• _Required action_
Looking at the entries below, how many lines include the word "Next"? Answer with the number alone.

• _Given entries_
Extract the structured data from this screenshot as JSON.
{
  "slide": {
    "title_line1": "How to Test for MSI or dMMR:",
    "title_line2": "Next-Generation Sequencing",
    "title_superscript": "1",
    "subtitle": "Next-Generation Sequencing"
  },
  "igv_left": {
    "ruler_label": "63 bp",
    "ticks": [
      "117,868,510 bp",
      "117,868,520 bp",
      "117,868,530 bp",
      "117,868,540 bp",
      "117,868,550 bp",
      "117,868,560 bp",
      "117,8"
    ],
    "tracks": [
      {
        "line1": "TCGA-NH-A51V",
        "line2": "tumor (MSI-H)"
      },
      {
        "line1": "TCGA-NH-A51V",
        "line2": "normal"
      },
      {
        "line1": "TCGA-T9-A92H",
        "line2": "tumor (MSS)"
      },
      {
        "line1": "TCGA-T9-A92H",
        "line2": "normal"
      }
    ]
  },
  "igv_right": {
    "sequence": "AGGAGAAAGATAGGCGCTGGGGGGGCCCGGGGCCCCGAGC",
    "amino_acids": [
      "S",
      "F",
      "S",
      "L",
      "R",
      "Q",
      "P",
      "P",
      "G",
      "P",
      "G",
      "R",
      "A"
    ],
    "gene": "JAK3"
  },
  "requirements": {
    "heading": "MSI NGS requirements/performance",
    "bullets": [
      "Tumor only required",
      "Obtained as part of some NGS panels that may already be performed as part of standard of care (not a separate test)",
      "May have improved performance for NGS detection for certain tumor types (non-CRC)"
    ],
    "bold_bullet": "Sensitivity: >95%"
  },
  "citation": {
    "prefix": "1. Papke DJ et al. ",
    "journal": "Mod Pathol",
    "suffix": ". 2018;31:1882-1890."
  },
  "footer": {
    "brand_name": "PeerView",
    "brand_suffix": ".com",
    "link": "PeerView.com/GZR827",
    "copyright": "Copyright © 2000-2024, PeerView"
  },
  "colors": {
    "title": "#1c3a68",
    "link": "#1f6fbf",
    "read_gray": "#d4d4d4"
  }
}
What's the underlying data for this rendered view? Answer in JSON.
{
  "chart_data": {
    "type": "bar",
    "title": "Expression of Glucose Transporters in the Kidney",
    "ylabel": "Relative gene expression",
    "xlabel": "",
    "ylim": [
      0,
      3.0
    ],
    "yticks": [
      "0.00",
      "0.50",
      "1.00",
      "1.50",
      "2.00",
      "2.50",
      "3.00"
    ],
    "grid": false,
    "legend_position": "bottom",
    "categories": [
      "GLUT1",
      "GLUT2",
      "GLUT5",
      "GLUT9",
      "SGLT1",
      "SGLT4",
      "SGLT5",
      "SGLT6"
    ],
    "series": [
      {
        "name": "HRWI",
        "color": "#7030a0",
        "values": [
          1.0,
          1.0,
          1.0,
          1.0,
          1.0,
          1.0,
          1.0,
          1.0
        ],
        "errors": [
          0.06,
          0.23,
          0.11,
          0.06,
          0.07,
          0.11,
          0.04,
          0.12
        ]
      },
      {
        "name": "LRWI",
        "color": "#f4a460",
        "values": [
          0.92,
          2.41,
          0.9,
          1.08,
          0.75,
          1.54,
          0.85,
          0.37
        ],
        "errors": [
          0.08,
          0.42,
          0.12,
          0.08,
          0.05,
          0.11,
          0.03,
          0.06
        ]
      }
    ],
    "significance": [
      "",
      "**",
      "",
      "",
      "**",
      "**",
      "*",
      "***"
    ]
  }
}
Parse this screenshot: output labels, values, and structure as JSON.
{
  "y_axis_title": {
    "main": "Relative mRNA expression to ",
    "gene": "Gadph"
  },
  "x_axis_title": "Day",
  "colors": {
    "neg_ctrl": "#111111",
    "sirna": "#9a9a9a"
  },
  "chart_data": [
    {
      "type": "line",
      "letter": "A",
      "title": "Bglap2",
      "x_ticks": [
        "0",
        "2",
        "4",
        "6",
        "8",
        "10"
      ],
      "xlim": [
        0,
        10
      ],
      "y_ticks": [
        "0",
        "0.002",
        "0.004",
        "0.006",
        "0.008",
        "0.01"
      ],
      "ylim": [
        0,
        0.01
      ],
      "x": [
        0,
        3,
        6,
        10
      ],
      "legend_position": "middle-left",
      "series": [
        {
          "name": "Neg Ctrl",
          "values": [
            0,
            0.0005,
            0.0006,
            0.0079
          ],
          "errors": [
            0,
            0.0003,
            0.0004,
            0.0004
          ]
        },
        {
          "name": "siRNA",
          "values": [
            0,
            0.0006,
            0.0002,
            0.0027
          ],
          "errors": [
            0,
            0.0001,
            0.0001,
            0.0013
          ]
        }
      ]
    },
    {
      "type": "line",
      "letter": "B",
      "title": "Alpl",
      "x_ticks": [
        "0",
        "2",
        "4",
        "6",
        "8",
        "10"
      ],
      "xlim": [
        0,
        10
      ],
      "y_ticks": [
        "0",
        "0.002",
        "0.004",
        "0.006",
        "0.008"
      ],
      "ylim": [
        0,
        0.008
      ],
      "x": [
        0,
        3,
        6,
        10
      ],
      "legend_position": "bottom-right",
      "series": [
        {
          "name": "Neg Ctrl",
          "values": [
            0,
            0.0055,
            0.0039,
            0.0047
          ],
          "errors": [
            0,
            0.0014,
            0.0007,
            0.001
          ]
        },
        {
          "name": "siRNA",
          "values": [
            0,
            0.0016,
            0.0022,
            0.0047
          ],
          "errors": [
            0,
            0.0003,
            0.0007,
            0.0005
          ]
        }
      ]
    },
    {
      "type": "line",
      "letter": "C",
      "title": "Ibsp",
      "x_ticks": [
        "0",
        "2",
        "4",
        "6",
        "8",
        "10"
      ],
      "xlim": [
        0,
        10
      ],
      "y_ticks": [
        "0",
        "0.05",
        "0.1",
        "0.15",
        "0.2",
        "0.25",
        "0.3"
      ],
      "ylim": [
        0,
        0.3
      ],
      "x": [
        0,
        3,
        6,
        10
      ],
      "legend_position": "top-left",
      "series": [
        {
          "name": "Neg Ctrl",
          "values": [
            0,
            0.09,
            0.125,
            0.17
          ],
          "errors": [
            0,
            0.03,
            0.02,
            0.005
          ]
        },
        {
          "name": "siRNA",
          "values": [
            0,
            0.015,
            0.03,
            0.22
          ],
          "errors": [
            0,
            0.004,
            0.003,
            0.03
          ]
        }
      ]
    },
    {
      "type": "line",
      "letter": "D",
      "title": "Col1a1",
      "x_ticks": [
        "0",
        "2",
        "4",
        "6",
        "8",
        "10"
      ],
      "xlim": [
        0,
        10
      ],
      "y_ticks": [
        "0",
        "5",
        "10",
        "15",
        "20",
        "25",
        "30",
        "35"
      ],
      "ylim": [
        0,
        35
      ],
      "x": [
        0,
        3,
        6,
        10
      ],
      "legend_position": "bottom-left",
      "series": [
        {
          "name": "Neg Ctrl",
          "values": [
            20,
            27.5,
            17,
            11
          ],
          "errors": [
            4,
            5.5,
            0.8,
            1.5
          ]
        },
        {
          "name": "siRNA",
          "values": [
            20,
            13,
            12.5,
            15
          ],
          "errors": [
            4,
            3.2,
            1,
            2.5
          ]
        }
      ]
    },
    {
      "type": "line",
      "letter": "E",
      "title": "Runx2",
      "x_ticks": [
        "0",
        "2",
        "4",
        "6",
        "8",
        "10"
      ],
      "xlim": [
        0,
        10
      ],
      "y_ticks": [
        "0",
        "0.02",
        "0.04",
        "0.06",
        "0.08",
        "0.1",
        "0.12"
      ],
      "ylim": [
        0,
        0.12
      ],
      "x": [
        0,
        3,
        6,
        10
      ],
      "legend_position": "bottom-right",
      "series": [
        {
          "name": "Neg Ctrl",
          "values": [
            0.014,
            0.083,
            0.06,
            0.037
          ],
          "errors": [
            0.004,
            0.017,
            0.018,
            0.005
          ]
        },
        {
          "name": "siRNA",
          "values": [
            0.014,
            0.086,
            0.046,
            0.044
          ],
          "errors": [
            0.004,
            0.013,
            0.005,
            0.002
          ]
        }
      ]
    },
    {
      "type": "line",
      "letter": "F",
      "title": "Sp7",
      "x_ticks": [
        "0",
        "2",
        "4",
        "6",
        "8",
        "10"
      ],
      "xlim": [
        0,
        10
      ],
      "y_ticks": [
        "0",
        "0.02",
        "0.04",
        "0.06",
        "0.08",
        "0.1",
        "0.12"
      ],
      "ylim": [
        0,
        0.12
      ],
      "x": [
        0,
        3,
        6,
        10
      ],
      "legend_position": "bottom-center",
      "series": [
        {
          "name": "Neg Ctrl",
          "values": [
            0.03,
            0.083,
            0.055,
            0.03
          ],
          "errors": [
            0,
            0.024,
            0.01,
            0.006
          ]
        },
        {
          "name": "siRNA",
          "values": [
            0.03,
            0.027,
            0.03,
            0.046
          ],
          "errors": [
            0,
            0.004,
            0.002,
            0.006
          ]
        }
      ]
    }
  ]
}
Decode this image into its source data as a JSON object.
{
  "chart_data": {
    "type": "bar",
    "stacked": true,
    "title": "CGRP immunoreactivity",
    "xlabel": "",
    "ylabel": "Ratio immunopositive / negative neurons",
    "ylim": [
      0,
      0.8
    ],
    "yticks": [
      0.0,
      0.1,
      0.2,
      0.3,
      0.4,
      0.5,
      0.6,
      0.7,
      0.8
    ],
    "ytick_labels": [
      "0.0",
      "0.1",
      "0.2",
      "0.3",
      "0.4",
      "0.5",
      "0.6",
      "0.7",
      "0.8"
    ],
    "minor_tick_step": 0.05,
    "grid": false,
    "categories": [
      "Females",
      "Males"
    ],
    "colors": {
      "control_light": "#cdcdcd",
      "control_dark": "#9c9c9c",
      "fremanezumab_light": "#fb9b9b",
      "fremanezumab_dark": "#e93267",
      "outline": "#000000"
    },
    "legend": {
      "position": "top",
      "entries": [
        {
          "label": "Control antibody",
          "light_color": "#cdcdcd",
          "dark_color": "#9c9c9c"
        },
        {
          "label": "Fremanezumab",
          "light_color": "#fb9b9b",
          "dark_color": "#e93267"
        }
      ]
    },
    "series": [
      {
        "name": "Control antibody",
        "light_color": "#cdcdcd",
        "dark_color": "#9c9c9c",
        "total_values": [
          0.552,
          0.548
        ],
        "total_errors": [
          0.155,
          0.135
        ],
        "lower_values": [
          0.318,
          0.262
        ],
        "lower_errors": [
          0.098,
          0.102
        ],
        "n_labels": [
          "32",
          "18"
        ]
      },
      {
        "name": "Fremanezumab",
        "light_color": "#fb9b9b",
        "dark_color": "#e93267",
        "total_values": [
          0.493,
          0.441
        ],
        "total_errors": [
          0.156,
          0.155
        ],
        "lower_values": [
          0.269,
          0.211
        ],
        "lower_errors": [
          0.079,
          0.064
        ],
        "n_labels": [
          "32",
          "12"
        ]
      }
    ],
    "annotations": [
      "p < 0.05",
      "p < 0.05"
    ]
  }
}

• _Exercise solution_
2